- [Description of the task]: Copy each line below without leaving any out.

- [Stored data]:
◇ ◇ ◇ ◇ ◇ ◇ ◇
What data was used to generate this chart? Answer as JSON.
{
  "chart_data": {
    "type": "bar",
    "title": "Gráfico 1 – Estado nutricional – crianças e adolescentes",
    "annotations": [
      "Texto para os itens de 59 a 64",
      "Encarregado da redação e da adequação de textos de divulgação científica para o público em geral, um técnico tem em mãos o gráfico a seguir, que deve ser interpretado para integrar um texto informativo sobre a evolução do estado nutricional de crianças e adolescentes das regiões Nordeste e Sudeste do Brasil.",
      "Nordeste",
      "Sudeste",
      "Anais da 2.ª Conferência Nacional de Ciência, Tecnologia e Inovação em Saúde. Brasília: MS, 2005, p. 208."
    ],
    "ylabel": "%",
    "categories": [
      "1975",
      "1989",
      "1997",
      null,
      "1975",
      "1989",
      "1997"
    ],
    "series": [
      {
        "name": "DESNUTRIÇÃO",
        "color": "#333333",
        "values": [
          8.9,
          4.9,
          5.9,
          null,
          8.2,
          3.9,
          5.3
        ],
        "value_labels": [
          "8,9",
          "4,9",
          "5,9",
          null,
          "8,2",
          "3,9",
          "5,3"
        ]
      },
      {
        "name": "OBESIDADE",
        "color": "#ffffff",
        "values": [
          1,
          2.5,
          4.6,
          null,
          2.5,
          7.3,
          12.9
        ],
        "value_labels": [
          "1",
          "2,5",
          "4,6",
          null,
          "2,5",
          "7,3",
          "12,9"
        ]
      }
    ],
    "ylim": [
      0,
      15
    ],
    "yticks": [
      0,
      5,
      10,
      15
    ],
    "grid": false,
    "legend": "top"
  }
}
◇ ◇ ◇ ◇ ◇ ◇ ◇
- [Solved exercise]:
What data was used to generate this chart? Answer as JSON.
{
  "chart_data": {
    "type": "bar",
    "title": "Gráfico 1 – Estado nutricional – crianças e adolescentes",
    "annotations": [
      "Texto para os itens de 59 a 64",
      "Encarregado da redação e da adequação de textos de divulgação científica para o público em geral, um técnico tem em mãos o gráfico a seguir, que deve ser interpretado para integrar um texto informativo sobre a evolução do estado nutricional de crianças e adolescentes das regiões Nordeste e Sudeste do Brasil.",
      "Nordeste",
      "Sudeste",
      "Anais da 2.ª Conferência Nacional de Ciência, Tecnologia e Inovação em Saúde. Brasília: MS, 2005, p. 208."
    ],
    "ylabel": "%",
    "categories": [
      "1975",
      "1989",
      "1997",
      null,
      "1975",
      "1989",
      "1997"
    ],
    "series": [
      {
        "name": "DESNUTRIÇÃO",
        "color": "#333333",
        "values": [
          8.9,
          4.9,
          5.9,
          null,
          8.2,
          3.9,
          5.3
        ],
        "value_labels": [
          "8,9",
          "4,9",
          "5,9",
          null,
          "8,2",
          "3,9",
          "5,3"
        ]
      },
      {
        "name": "OBESIDADE",
        "color": "#ffffff",
        "values": [
          1,
          2.5,
          4.6,
          null,
          2.5,
          7.3,
          12.9
        ],
        "value_labels": [
          "1",
          "2,5",
          "4,6",
          null,
          "2,5",
          "7,3",
          "12,9"
        ]
      }
    ],
    "ylim": [
      0,
      15
    ],
    "yticks": [
      0,
      5,
      10,
      15
    ],
    "grid": false,
    "legend": "top"
  }
}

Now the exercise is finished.